The input:
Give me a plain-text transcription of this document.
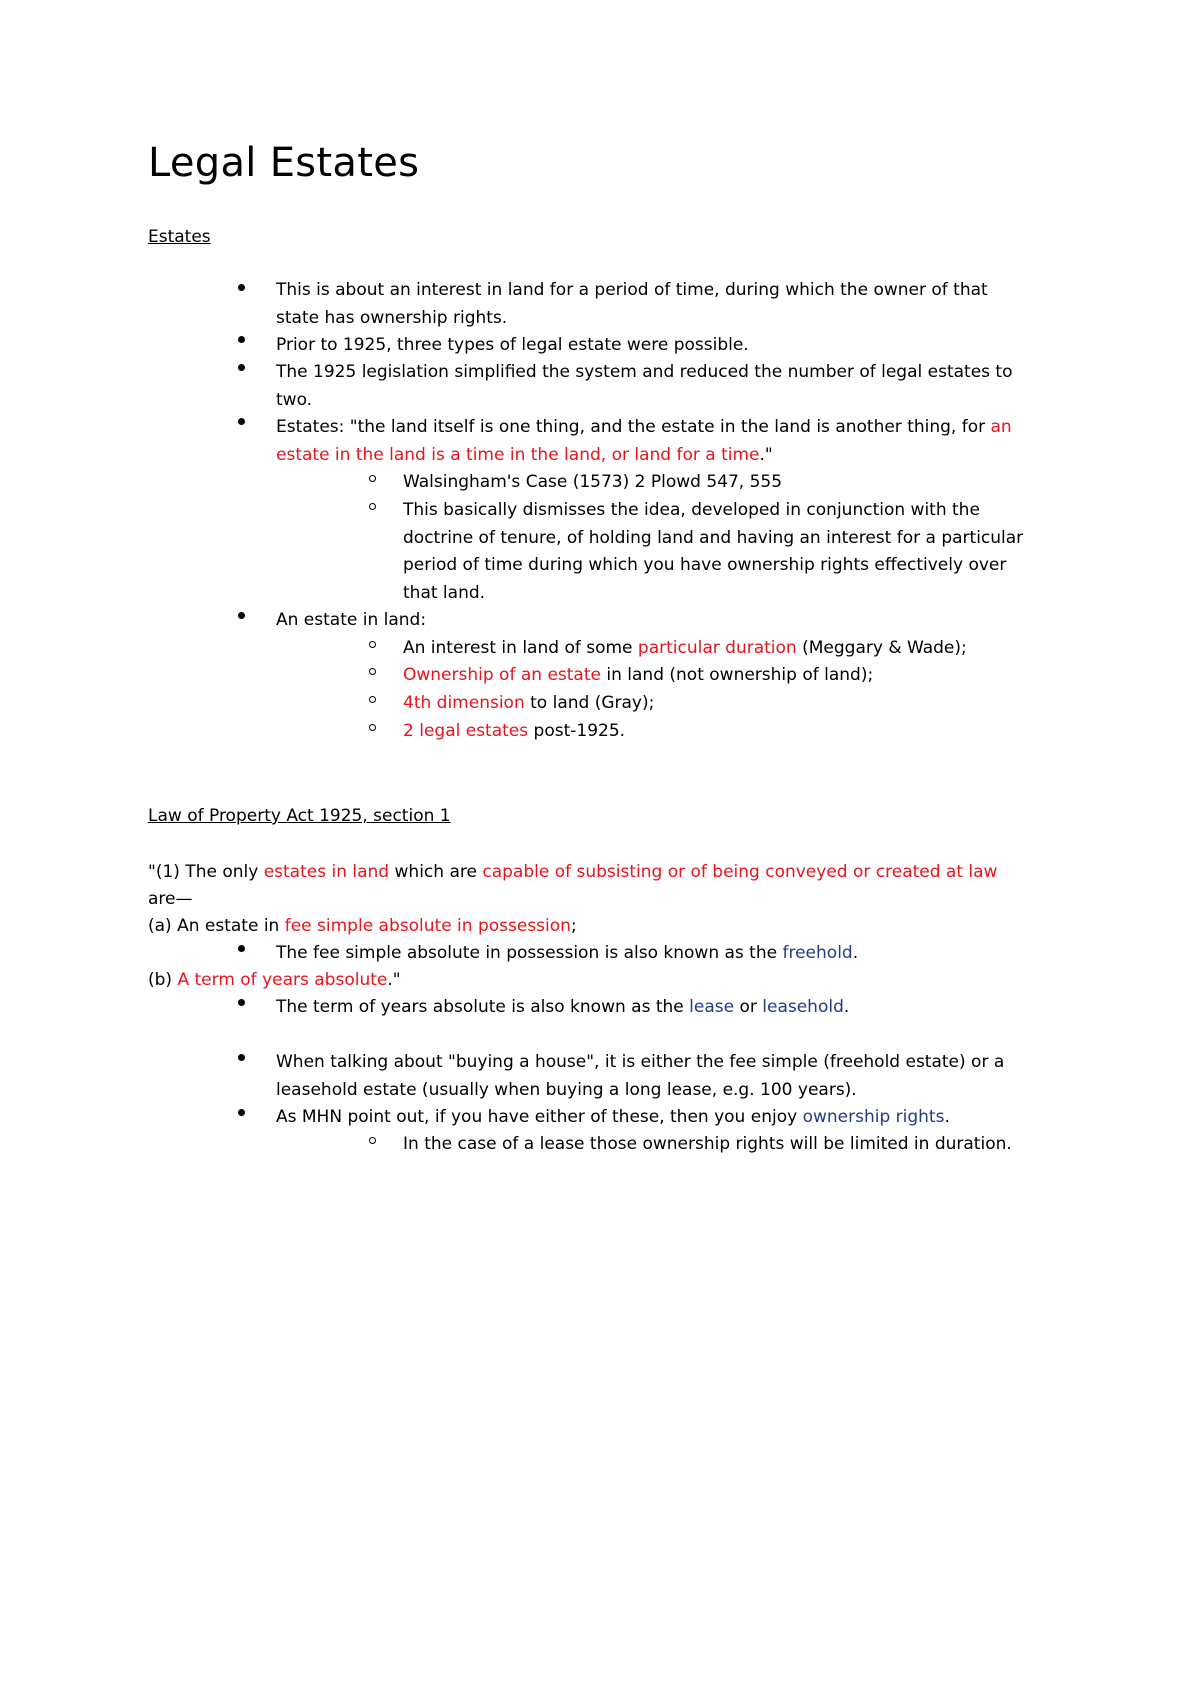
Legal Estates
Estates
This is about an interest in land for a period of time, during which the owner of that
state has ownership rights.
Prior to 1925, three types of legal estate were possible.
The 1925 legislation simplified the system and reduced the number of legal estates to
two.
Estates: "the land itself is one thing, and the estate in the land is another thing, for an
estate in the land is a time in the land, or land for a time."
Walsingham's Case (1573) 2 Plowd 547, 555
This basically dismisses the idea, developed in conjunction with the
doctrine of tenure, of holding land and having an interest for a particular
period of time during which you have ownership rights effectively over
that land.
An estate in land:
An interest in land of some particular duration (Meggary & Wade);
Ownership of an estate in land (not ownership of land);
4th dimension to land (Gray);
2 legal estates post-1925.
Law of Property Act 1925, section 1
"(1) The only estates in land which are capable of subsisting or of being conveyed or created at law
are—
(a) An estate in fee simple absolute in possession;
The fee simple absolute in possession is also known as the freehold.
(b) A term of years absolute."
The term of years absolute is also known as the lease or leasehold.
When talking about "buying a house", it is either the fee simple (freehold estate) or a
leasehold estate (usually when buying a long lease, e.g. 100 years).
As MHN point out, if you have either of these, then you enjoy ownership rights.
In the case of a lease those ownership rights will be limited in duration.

Written request: Return each line from the material above exactly, but not the pictures.

Output for this task:
Give me a plain-text transcription of this document.
Legal Estates
Estates
This is about an interest in land for a period of time, during which the owner of that
state has ownership rights.
Prior to 1925, three types of legal estate were possible.
The 1925 legislation simplified the system and reduced the number of legal estates to
two.
Estates: "the land itself is one thing, and the estate in the land is another thing, for an
estate in the land is a time in the land, or land for a time."
Walsingham's Case (1573) 2 Plowd 547, 555
This basically dismisses the idea, developed in conjunction with the
doctrine of tenure, of holding land and having an interest for a particular
period of time during which you have ownership rights effectively over
that land.
An estate in land:
An interest in land of some particular duration (Meggary & Wade);
Ownership of an estate in land (not ownership of land);
4th dimension to land (Gray);
2 legal estates post-1925.
Law of Property Act 1925, section 1
"(1) The only estates in land which are capable of subsisting or of being conveyed or created at law
are—
(a) An estate in fee simple absolute in possession;
The fee simple absolute in possession is also known as the freehold.
(b) A term of years absolute."
The term of years absolute is also known as the lease or leasehold.
When talking about "buying a house", it is either the fee simple (freehold estate) or a
leasehold estate (usually when buying a long lease, e.g. 100 years).
As MHN point out, if you have either of these, then you enjoy ownership rights.
In the case of a lease those ownership rights will be limited in duration.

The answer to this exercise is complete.